▶ _Source data_
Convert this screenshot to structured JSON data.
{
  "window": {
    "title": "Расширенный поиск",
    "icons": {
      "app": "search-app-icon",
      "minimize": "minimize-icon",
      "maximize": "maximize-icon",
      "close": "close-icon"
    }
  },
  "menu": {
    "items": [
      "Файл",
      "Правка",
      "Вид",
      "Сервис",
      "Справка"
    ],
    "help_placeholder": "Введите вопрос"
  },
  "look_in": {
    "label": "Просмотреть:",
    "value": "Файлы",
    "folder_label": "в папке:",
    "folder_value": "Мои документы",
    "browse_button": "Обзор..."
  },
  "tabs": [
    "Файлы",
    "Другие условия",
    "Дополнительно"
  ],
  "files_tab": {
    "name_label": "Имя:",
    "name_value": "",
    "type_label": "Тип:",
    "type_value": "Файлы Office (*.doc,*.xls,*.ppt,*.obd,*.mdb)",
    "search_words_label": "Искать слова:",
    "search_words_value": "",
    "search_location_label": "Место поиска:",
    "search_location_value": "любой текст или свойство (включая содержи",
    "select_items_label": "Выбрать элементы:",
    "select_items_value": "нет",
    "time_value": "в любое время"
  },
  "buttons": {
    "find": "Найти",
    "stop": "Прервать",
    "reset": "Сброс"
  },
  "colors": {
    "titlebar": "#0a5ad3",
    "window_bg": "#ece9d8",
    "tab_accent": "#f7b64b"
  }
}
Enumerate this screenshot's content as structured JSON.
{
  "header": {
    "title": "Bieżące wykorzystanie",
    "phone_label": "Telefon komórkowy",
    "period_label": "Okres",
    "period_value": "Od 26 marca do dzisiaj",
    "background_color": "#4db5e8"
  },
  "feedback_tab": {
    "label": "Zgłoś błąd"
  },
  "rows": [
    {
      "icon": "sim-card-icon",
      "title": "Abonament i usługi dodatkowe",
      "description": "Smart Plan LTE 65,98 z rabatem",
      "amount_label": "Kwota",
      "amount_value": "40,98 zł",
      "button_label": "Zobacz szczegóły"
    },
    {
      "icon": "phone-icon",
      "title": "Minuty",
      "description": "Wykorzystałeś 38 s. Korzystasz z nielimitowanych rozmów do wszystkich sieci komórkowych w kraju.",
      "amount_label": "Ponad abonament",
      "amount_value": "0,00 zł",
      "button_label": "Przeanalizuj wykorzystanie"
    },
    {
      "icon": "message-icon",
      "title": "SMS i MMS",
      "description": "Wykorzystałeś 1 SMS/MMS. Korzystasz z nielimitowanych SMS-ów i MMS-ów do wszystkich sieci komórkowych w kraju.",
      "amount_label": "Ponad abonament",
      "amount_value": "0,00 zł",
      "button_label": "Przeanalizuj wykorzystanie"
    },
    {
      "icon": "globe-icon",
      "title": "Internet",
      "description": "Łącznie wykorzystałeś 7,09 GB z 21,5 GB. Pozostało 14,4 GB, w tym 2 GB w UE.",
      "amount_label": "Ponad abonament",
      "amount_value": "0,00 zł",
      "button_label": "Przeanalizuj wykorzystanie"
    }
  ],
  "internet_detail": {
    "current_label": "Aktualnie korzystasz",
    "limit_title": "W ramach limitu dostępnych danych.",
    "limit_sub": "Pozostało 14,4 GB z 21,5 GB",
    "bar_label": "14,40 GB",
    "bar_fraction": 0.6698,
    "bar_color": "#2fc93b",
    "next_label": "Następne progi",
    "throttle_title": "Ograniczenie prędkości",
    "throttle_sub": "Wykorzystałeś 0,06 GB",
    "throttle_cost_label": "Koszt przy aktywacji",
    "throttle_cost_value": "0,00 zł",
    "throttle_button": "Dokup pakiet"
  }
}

▶ _Job_
Each line above must be printed exactly as it appears.

▶ _Exercise response_
Convert this screenshot to structured JSON data.
{
  "window": {
    "title": "Расширенный поиск",
    "icons": {
      "app": "search-app-icon",
      "minimize": "minimize-icon",
      "maximize": "maximize-icon",
      "close": "close-icon"
    }
  },
  "menu": {
    "items": [
      "Файл",
      "Правка",
      "Вид",
      "Сервис",
      "Справка"
    ],
    "help_placeholder": "Введите вопрос"
  },
  "look_in": {
    "label": "Просмотреть:",
    "value": "Файлы",
    "folder_label": "в папке:",
    "folder_value": "Мои документы",
    "browse_button": "Обзор..."
  },
  "tabs": [
    "Файлы",
    "Другие условия",
    "Дополнительно"
  ],
  "files_tab": {
    "name_label": "Имя:",
    "name_value": "",
    "type_label": "Тип:",
    "type_value": "Файлы Office (*.doc,*.xls,*.ppt,*.obd,*.mdb)",
    "search_words_label": "Искать слова:",
    "search_words_value": "",
    "search_location_label": "Место поиска:",
    "search_location_value": "любой текст или свойство (включая содержи",
    "select_items_label": "Выбрать элементы:",
    "select_items_value": "нет",
    "time_value": "в любое время"
  },
  "buttons": {
    "find": "Найти",
    "stop": "Прервать",
    "reset": "Сброс"
  },
  "colors": {
    "titlebar": "#0a5ad3",
    "window_bg": "#ece9d8",
    "tab_accent": "#f7b64b"
  }
}
Enumerate this screenshot's content as structured JSON.
{
  "header": {
    "title": "Bieżące wykorzystanie",
    "phone_label": "Telefon komórkowy",
    "period_label": "Okres",
    "period_value": "Od 26 marca do dzisiaj",
    "background_color": "#4db5e8"
  },
  "feedback_tab": {
    "label": "Zgłoś błąd"
  },
  "rows": [
    {
      "icon": "sim-card-icon",
      "title": "Abonament i usługi dodatkowe",
      "description": "Smart Plan LTE 65,98 z rabatem",
      "amount_label": "Kwota",
      "amount_value": "40,98 zł",
      "button_label": "Zobacz szczegóły"
    },
    {
      "icon": "phone-icon",
      "title": "Minuty",
      "description": "Wykorzystałeś 38 s. Korzystasz z nielimitowanych rozmów do wszystkich sieci komórkowych w kraju.",
      "amount_label": "Ponad abonament",
      "amount_value": "0,00 zł",
      "button_label": "Przeanalizuj wykorzystanie"
    },
    {
      "icon": "message-icon",
      "title": "SMS i MMS",
      "description": "Wykorzystałeś 1 SMS/MMS. Korzystasz z nielimitowanych SMS-ów i MMS-ów do wszystkich sieci komórkowych w kraju.",
      "amount_label": "Ponad abonament",
      "amount_value": "0,00 zł",
      "button_label": "Przeanalizuj wykorzystanie"
    },
    {
      "icon": "globe-icon",
      "title": "Internet",
      "description": "Łącznie wykorzystałeś 7,09 GB z 21,5 GB. Pozostało 14,4 GB, w tym 2 GB w UE.",
      "amount_label": "Ponad abonament",
      "amount_value": "0,00 zł",
      "button_label": "Przeanalizuj wykorzystanie"
    }
  ],
  "internet_detail": {
    "current_label": "Aktualnie korzystasz",
    "limit_title": "W ramach limitu dostępnych danych.",
    "limit_sub": "Pozostało 14,4 GB z 21,5 GB",
    "bar_label": "14,40 GB",
    "bar_fraction": 0.6698,
    "bar_color": "#2fc93b",
    "next_label": "Następne progi",
    "throttle_title": "Ograniczenie prędkości",
    "throttle_sub": "Wykorzystałeś 0,06 GB",
    "throttle_cost_label": "Koszt przy aktywacji",
    "throttle_cost_value": "0,00 zł",
    "throttle_button": "Dokup pakiet"
  }
}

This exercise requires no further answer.